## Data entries
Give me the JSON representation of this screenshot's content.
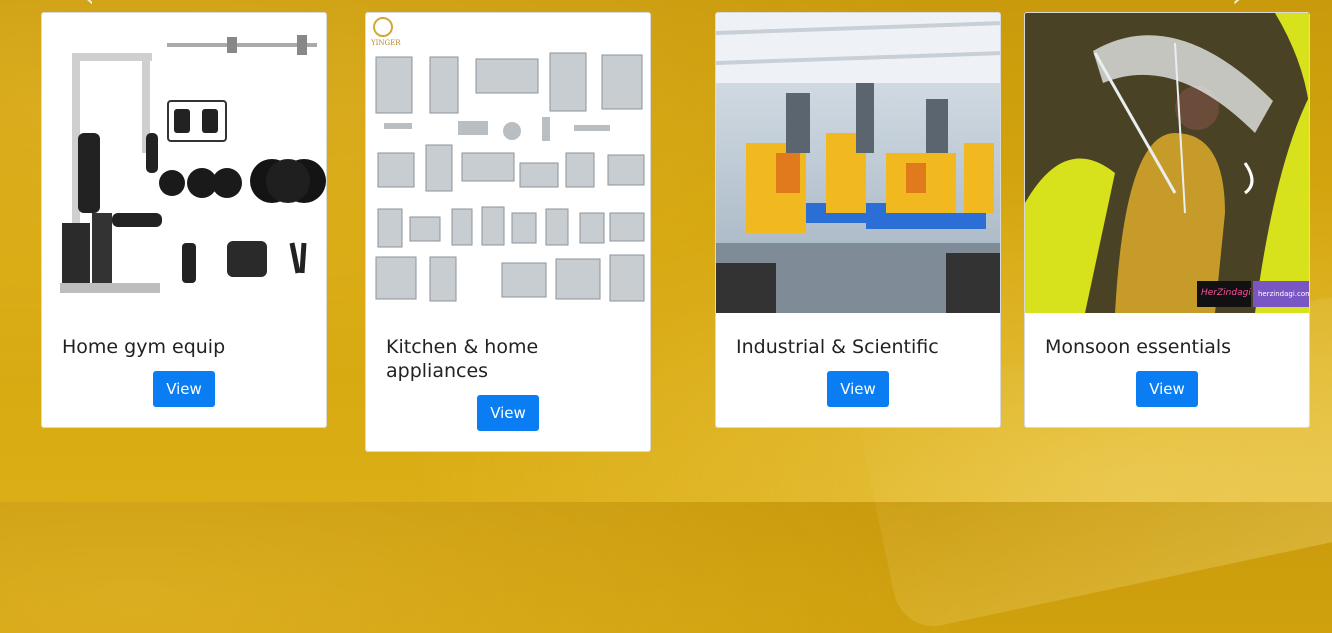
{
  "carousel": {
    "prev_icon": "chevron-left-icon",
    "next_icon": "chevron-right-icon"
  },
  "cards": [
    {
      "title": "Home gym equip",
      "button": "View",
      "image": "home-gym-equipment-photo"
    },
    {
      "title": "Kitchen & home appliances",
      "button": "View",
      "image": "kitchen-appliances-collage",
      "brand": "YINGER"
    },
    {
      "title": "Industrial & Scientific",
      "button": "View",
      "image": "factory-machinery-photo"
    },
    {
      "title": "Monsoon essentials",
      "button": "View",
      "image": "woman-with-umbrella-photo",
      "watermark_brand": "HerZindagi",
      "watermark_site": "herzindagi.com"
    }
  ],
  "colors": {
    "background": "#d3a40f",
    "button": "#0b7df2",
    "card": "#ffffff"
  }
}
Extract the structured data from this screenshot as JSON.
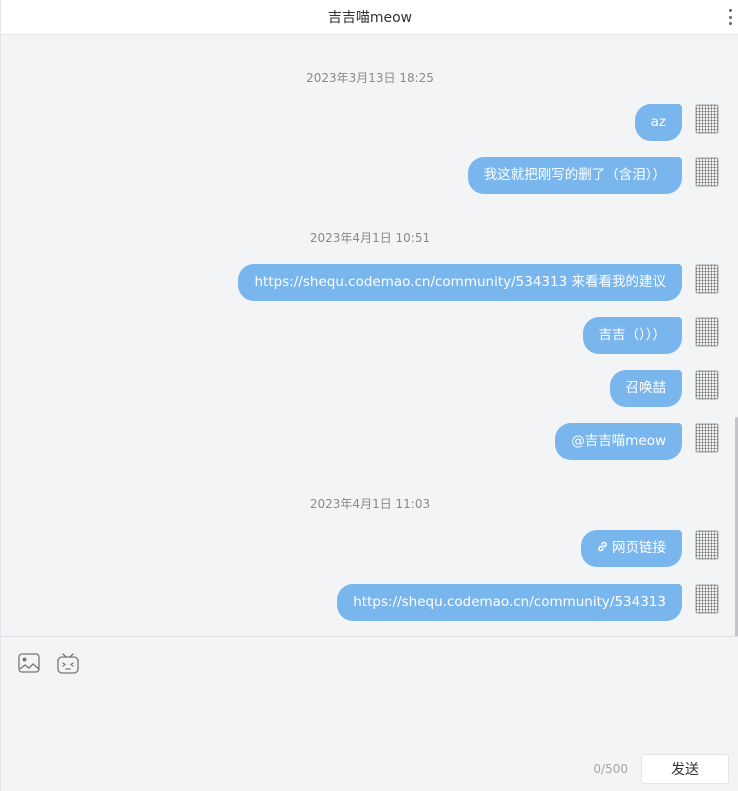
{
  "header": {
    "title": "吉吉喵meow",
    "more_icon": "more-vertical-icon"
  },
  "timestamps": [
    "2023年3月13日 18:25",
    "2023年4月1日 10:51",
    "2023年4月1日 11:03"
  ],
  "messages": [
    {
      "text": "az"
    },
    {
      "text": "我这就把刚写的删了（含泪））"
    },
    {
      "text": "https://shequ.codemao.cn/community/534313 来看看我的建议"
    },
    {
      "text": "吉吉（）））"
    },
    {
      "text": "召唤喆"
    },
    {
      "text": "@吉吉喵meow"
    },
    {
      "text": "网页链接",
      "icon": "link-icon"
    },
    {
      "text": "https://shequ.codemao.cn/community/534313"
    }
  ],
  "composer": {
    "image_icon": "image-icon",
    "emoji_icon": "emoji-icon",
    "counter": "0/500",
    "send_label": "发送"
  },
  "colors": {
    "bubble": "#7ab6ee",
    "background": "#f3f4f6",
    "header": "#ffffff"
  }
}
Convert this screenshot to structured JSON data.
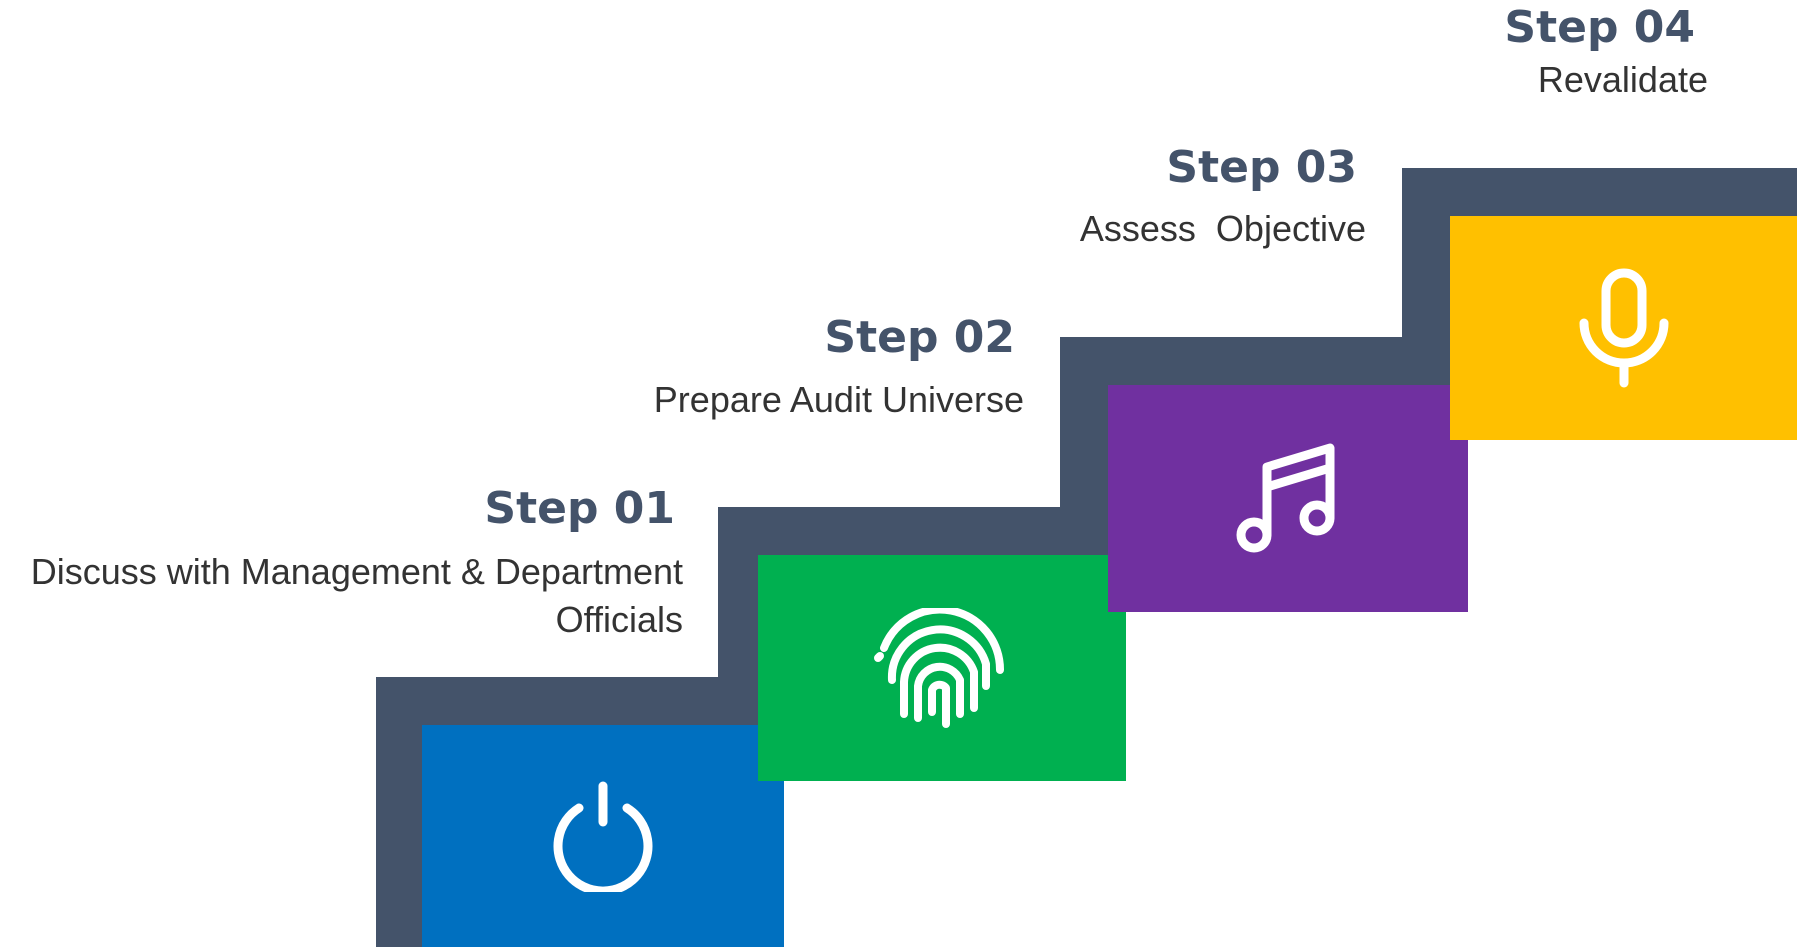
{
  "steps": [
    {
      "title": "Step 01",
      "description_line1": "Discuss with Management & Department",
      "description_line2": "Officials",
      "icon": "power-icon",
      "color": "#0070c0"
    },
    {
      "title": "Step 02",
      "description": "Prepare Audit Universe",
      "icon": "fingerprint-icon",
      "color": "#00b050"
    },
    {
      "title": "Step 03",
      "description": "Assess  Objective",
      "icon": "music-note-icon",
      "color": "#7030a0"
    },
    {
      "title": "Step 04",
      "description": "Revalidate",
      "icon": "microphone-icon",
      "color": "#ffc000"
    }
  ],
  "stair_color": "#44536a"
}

## Aim of the task
Pictures in the data above should not be copied; transcribe everything else exactly.

## Result
Give me the JSON representation of this screenshot's content.
{
  "carousel": {
    "prev_icon": "chevron-left-icon",
    "next_icon": "chevron-right-icon"
  },
  "cards": [
    {
      "title": "Home gym equip",
      "button": "View",
      "image": "home-gym-equipment-photo"
    },
    {
      "title": "Kitchen & home appliances",
      "button": "View",
      "image": "kitchen-appliances-collage",
      "brand": "YINGER"
    },
    {
      "title": "Industrial & Scientific",
      "button": "View",
      "image": "factory-machinery-photo"
    },
    {
      "title": "Monsoon essentials",
      "button": "View",
      "image": "woman-with-umbrella-photo",
      "watermark_brand": "HerZindagi",
      "watermark_site": "herzindagi.com"
    }
  ],
  "colors": {
    "background": "#d3a40f",
    "button": "#0b7df2",
    "card": "#ffffff"
  }
}
Extract the structured data from this screenshot as JSON.
{
  "header": {
    "title": "吉吉喵meow",
    "more_icon": "more-vertical-icon"
  },
  "timestamps": [
    "2023年3月13日 18:25",
    "2023年4月1日 10:51",
    "2023年4月1日 11:03"
  ],
  "messages": [
    {
      "text": "az"
    },
    {
      "text": "我这就把刚写的删了（含泪））"
    },
    {
      "text": "https://shequ.codemao.cn/community/534313 来看看我的建议"
    },
    {
      "text": "吉吉（）））"
    },
    {
      "text": "召唤喆"
    },
    {
      "text": "@吉吉喵meow"
    },
    {
      "text": "网页链接",
      "icon": "link-icon"
    },
    {
      "text": "https://shequ.codemao.cn/community/534313"
    }
  ],
  "composer": {
    "image_icon": "image-icon",
    "emoji_icon": "emoji-icon",
    "counter": "0/500",
    "send_label": "发送"
  },
  "colors": {
    "bubble": "#7ab6ee",
    "background": "#f3f4f6",
    "header": "#ffffff"
  }
}
Convert this screenshot to structured JSON data.
{
  "steps": [
    {
      "title": "Step 01",
      "description_line1": "Discuss with Management & Department",
      "description_line2": "Officials",
      "icon": "power-icon",
      "color": "#0070c0"
    },
    {
      "title": "Step 02",
      "description": "Prepare Audit Universe",
      "icon": "fingerprint-icon",
      "color": "#00b050"
    },
    {
      "title": "Step 03",
      "description": "Assess  Objective",
      "icon": "music-note-icon",
      "color": "#7030a0"
    },
    {
      "title": "Step 04",
      "description": "Revalidate",
      "icon": "microphone-icon",
      "color": "#ffc000"
    }
  ],
  "stair_color": "#44536a"
}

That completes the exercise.